- [Dataset records]
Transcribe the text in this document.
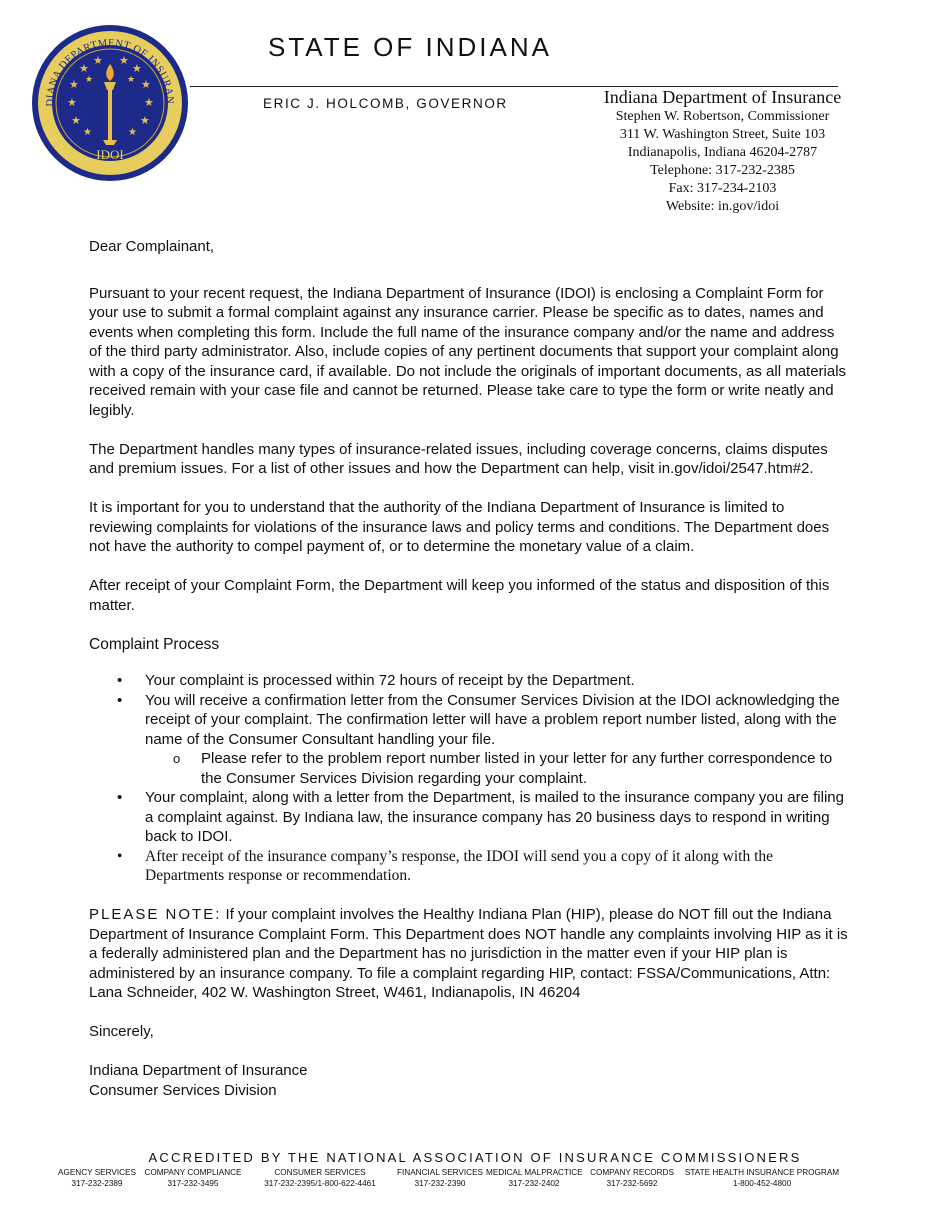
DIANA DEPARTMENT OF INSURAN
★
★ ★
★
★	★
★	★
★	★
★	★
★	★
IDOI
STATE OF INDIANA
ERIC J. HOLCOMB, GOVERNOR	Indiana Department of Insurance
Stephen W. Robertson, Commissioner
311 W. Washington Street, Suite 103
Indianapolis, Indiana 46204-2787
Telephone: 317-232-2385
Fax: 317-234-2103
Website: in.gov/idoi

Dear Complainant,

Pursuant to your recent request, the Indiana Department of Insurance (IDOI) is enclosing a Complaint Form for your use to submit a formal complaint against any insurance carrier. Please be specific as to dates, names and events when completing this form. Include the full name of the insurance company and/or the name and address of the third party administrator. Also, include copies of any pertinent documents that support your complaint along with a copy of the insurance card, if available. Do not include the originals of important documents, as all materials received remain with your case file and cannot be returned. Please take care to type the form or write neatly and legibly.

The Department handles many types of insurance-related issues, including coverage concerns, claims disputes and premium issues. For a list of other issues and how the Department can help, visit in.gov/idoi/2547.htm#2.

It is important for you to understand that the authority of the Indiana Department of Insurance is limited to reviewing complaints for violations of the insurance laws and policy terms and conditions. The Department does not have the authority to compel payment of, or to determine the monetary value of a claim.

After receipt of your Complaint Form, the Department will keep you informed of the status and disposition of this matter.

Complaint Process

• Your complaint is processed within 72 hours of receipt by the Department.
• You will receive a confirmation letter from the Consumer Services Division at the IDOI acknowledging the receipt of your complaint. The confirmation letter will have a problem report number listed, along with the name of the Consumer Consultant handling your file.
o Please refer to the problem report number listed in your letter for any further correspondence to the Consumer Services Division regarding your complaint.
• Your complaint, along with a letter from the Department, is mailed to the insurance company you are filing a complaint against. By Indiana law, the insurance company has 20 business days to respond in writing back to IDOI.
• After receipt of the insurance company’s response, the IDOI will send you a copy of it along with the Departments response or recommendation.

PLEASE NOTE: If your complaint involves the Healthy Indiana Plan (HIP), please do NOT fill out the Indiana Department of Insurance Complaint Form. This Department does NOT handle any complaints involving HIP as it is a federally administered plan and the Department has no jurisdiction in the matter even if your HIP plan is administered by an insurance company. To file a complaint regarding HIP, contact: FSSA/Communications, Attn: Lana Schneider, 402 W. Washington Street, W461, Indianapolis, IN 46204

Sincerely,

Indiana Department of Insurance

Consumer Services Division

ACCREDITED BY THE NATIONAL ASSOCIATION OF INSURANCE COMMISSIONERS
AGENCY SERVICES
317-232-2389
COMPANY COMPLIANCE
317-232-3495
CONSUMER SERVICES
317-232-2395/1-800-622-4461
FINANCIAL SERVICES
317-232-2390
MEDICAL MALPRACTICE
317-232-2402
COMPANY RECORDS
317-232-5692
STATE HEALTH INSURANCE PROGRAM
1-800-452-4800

- [Task to carry out] Quote each line of the listing exactly, but leave the pictures out.

- [Task answer]
Transcribe the text in this document.
DIANA DEPARTMENT OF INSURAN
★
★ ★
★
★	★
★	★
★	★
★	★
★	★
IDOI
STATE OF INDIANA
ERIC J. HOLCOMB, GOVERNOR	Indiana Department of Insurance
Stephen W. Robertson, Commissioner
311 W. Washington Street, Suite 103
Indianapolis, Indiana 46204-2787
Telephone: 317-232-2385
Fax: 317-234-2103
Website: in.gov/idoi

Dear Complainant,

Pursuant to your recent request, the Indiana Department of Insurance (IDOI) is enclosing a Complaint Form for your use to submit a formal complaint against any insurance carrier. Please be specific as to dates, names and events when completing this form. Include the full name of the insurance company and/or the name and address of the third party administrator. Also, include copies of any pertinent documents that support your complaint along with a copy of the insurance card, if available. Do not include the originals of important documents, as all materials received remain with your case file and cannot be returned. Please take care to type the form or write neatly and legibly.

The Department handles many types of insurance-related issues, including coverage concerns, claims disputes and premium issues. For a list of other issues and how the Department can help, visit in.gov/idoi/2547.htm#2.

It is important for you to understand that the authority of the Indiana Department of Insurance is limited to reviewing complaints for violations of the insurance laws and policy terms and conditions. The Department does not have the authority to compel payment of, or to determine the monetary value of a claim.

After receipt of your Complaint Form, the Department will keep you informed of the status and disposition of this matter.

Complaint Process

• Your complaint is processed within 72 hours of receipt by the Department.
• You will receive a confirmation letter from the Consumer Services Division at the IDOI acknowledging the receipt of your complaint. The confirmation letter will have a problem report number listed, along with the name of the Consumer Consultant handling your file.
o Please refer to the problem report number listed in your letter for any further correspondence to the Consumer Services Division regarding your complaint.
• Your complaint, along with a letter from the Department, is mailed to the insurance company you are filing a complaint against. By Indiana law, the insurance company has 20 business days to respond in writing back to IDOI.
• After receipt of the insurance company’s response, the IDOI will send you a copy of it along with the Departments response or recommendation.

PLEASE NOTE: If your complaint involves the Healthy Indiana Plan (HIP), please do NOT fill out the Indiana Department of Insurance Complaint Form. This Department does NOT handle any complaints involving HIP as it is a federally administered plan and the Department has no jurisdiction in the matter even if your HIP plan is administered by an insurance company. To file a complaint regarding HIP, contact: FSSA/Communications, Attn: Lana Schneider, 402 W. Washington Street, W461, Indianapolis, IN 46204

Sincerely,

Indiana Department of Insurance

Consumer Services Division

ACCREDITED BY THE NATIONAL ASSOCIATION OF INSURANCE COMMISSIONERS
AGENCY SERVICES
317-232-2389
COMPANY COMPLIANCE
317-232-3495
CONSUMER SERVICES
317-232-2395/1-800-622-4461
FINANCIAL SERVICES
317-232-2390
MEDICAL MALPRACTICE
317-232-2402
COMPANY RECORDS
317-232-5692
STATE HEALTH INSURANCE PROGRAM
1-800-452-4800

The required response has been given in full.